**Work required**:
Lines before the one containing "Decode this image" are excluded. Repeat that line and every line after it, exactly.

**Extracted data**:
========

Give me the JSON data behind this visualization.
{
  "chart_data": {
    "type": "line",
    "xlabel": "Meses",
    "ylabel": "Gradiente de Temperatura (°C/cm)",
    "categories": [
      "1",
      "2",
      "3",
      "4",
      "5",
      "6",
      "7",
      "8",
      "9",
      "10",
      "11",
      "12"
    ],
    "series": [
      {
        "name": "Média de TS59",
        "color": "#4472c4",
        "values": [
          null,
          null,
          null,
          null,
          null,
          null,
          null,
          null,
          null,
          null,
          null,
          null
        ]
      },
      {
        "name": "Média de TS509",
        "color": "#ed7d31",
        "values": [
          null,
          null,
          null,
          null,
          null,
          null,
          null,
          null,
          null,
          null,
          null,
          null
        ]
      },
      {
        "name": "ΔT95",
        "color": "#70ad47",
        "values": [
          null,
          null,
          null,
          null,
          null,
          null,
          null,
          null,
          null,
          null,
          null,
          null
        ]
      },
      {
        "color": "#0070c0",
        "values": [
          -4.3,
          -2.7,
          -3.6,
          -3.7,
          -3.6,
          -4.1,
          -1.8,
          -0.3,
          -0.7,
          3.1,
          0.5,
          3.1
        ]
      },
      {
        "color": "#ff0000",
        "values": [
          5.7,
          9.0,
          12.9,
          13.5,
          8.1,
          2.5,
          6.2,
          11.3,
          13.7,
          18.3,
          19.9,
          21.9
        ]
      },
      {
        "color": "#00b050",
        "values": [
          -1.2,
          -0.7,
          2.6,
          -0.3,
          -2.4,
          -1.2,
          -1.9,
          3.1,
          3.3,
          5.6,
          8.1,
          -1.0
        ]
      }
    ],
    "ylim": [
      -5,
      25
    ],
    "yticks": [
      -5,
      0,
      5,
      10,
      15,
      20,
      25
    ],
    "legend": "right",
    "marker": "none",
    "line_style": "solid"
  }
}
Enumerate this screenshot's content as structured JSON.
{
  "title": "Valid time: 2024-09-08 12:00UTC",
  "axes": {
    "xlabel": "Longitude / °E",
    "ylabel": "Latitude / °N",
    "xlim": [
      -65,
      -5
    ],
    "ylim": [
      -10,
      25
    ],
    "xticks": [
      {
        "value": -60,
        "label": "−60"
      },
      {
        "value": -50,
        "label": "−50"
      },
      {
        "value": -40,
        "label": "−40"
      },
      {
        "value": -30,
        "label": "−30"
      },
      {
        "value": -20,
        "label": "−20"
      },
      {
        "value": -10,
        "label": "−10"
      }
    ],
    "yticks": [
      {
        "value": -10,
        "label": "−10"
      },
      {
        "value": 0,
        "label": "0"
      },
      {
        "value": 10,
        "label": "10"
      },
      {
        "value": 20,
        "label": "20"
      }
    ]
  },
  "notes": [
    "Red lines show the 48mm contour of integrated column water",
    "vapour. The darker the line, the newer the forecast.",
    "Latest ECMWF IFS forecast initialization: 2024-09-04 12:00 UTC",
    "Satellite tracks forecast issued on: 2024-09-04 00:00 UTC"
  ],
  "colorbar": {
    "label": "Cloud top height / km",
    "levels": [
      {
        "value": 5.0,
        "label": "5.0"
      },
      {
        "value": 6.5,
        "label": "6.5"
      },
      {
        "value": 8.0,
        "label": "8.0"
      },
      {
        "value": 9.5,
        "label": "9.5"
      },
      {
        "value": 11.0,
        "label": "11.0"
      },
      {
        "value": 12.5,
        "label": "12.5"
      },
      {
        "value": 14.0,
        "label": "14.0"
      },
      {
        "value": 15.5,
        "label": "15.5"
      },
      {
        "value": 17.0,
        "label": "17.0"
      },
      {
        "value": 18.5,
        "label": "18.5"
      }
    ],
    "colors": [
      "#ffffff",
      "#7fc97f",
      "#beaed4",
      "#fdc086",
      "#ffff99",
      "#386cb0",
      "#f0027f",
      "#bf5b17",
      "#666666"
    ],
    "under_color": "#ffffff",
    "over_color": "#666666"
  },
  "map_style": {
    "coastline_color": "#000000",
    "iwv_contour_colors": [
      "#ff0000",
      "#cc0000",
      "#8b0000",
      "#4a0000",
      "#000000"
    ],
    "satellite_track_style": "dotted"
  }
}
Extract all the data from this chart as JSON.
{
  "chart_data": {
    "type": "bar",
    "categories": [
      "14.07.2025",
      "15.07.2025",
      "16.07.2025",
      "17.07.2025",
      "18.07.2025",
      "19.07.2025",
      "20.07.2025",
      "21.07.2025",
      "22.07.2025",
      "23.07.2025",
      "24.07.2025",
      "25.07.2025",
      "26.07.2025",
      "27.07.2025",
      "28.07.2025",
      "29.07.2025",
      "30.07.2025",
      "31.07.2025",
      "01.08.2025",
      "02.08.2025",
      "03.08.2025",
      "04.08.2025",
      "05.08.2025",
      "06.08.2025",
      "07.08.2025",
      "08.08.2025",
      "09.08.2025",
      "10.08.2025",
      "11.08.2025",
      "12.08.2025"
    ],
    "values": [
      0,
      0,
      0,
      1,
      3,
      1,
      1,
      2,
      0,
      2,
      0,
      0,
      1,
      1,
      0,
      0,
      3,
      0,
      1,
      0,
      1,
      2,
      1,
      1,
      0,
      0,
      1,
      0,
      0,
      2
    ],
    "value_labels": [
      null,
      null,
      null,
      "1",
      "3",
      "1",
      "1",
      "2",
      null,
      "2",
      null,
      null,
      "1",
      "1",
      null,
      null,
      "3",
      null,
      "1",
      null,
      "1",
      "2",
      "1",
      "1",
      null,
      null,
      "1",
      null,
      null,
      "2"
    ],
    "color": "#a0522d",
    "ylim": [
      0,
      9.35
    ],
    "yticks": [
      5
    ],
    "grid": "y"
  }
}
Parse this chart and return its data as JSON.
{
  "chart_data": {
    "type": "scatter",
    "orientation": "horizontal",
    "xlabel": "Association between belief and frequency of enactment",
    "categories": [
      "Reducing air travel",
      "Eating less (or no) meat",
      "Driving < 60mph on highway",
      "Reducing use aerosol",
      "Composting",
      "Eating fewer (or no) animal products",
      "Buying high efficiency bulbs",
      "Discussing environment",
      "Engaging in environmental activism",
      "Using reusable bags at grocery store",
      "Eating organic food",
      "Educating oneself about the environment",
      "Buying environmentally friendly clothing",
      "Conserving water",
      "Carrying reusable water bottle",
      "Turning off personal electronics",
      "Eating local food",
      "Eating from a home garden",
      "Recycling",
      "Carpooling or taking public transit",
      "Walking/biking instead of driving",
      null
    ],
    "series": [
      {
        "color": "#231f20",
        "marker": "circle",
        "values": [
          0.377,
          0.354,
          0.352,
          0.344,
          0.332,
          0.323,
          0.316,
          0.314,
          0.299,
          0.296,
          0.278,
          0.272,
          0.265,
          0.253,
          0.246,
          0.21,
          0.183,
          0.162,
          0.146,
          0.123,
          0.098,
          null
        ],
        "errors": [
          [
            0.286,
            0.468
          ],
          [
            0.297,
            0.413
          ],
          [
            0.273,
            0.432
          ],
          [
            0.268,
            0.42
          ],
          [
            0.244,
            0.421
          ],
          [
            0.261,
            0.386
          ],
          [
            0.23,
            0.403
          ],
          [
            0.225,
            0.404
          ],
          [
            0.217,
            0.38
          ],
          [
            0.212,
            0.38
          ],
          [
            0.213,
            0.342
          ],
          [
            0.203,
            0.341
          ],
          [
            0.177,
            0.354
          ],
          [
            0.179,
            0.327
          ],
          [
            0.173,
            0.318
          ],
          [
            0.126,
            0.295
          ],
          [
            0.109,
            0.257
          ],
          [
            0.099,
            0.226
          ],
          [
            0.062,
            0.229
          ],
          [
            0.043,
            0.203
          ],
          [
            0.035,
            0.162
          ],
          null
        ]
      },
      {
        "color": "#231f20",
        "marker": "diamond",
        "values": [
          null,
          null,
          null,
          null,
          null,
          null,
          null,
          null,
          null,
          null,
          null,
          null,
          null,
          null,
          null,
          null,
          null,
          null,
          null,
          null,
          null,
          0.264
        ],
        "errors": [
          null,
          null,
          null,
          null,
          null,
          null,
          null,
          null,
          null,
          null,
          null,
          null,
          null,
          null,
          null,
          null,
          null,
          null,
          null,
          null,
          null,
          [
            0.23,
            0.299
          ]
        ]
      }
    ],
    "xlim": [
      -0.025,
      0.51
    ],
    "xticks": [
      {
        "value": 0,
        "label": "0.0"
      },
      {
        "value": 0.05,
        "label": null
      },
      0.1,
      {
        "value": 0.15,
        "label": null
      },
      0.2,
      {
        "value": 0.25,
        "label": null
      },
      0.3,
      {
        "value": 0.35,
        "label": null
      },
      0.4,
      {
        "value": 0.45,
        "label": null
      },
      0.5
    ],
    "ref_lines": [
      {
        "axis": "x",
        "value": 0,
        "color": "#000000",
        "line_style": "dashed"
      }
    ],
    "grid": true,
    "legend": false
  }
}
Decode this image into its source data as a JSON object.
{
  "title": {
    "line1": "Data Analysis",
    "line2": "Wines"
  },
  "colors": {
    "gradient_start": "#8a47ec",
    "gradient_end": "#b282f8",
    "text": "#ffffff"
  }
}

========

**Reply**:
Decode this image into its source data as a JSON object.
{
  "title": {
    "line1": "Data Analysis",
    "line2": "Wines"
  },
  "colors": {
    "gradient_start": "#8a47ec",
    "gradient_end": "#b282f8",
    "text": "#ffffff"
  }
}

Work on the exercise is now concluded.